AIM OF THE TASK:
Transcribe the entries that follow exactly as they appear, minus pictures.

RECORDS SHOWN:

◆ ◆ ◆ ◆ ◆ ◆ ◆

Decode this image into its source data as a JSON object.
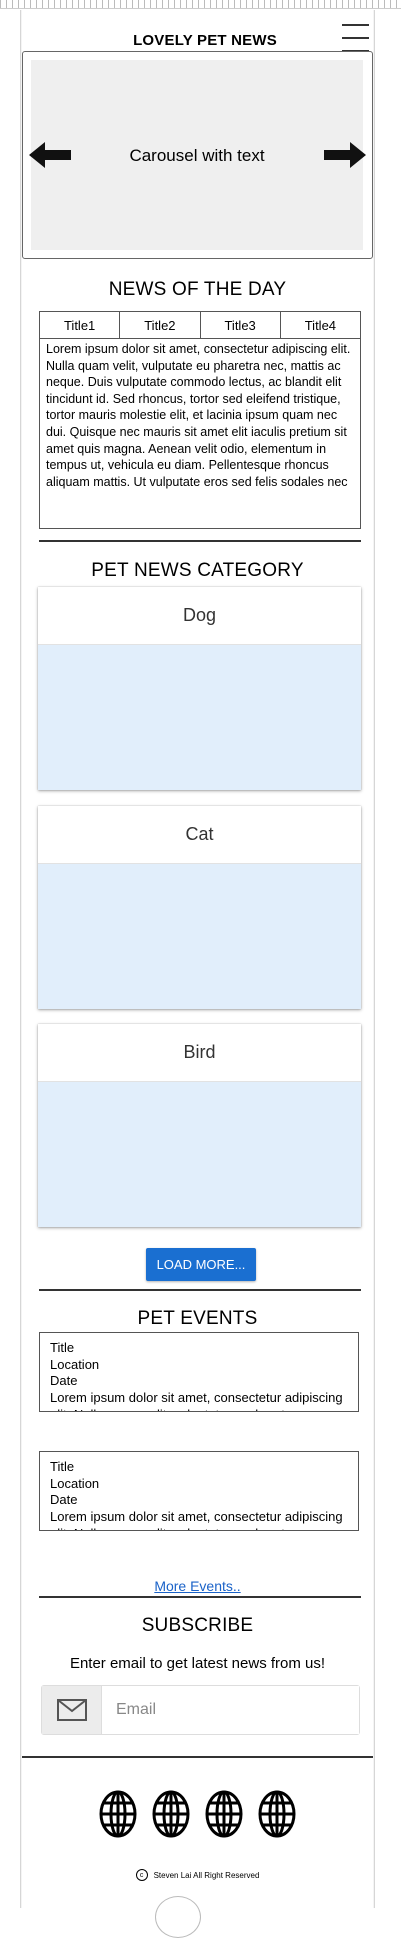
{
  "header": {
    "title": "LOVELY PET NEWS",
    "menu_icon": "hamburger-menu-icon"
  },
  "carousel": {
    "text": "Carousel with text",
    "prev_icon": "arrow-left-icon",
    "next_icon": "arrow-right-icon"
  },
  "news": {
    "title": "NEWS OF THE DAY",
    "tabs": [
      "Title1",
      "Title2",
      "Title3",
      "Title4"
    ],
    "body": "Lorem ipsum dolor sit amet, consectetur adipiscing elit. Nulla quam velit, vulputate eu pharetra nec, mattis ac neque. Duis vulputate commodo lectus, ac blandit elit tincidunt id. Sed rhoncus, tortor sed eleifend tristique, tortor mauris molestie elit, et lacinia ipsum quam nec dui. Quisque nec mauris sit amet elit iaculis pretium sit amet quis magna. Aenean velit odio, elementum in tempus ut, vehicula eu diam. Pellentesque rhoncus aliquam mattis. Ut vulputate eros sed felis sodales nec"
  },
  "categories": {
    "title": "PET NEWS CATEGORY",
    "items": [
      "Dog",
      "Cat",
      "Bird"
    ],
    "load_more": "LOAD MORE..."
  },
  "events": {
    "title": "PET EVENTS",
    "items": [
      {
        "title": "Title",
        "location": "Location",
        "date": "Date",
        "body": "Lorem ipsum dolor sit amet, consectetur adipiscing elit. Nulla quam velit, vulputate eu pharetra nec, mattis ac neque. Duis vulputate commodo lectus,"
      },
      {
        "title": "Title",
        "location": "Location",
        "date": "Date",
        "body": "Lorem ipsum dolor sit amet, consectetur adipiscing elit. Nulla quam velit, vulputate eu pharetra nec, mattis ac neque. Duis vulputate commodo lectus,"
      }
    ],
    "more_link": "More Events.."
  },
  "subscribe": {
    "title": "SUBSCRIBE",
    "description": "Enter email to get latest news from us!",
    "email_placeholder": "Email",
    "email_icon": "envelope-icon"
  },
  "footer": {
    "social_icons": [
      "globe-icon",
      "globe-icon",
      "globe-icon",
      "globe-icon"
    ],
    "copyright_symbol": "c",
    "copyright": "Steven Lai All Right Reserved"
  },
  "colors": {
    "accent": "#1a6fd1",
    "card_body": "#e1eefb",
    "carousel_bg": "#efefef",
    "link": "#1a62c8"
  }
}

◆ ◆ ◆ ◆ ◆ ◆ ◆

ANSWER TO THIS EXERCISE:
Decode this image into its source data as a JSON object.
{
  "header": {
    "title": "LOVELY PET NEWS",
    "menu_icon": "hamburger-menu-icon"
  },
  "carousel": {
    "text": "Carousel with text",
    "prev_icon": "arrow-left-icon",
    "next_icon": "arrow-right-icon"
  },
  "news": {
    "title": "NEWS OF THE DAY",
    "tabs": [
      "Title1",
      "Title2",
      "Title3",
      "Title4"
    ],
    "body": "Lorem ipsum dolor sit amet, consectetur adipiscing elit. Nulla quam velit, vulputate eu pharetra nec, mattis ac neque. Duis vulputate commodo lectus, ac blandit elit tincidunt id. Sed rhoncus, tortor sed eleifend tristique, tortor mauris molestie elit, et lacinia ipsum quam nec dui. Quisque nec mauris sit amet elit iaculis pretium sit amet quis magna. Aenean velit odio, elementum in tempus ut, vehicula eu diam. Pellentesque rhoncus aliquam mattis. Ut vulputate eros sed felis sodales nec"
  },
  "categories": {
    "title": "PET NEWS CATEGORY",
    "items": [
      "Dog",
      "Cat",
      "Bird"
    ],
    "load_more": "LOAD MORE..."
  },
  "events": {
    "title": "PET EVENTS",
    "items": [
      {
        "title": "Title",
        "location": "Location",
        "date": "Date",
        "body": "Lorem ipsum dolor sit amet, consectetur adipiscing elit. Nulla quam velit, vulputate eu pharetra nec, mattis ac neque. Duis vulputate commodo lectus,"
      },
      {
        "title": "Title",
        "location": "Location",
        "date": "Date",
        "body": "Lorem ipsum dolor sit amet, consectetur adipiscing elit. Nulla quam velit, vulputate eu pharetra nec, mattis ac neque. Duis vulputate commodo lectus,"
      }
    ],
    "more_link": "More Events.."
  },
  "subscribe": {
    "title": "SUBSCRIBE",
    "description": "Enter email to get latest news from us!",
    "email_placeholder": "Email",
    "email_icon": "envelope-icon"
  },
  "footer": {
    "social_icons": [
      "globe-icon",
      "globe-icon",
      "globe-icon",
      "globe-icon"
    ],
    "copyright_symbol": "c",
    "copyright": "Steven Lai All Right Reserved"
  },
  "colors": {
    "accent": "#1a6fd1",
    "card_body": "#e1eefb",
    "carousel_bg": "#efefef",
    "link": "#1a62c8"
  }
}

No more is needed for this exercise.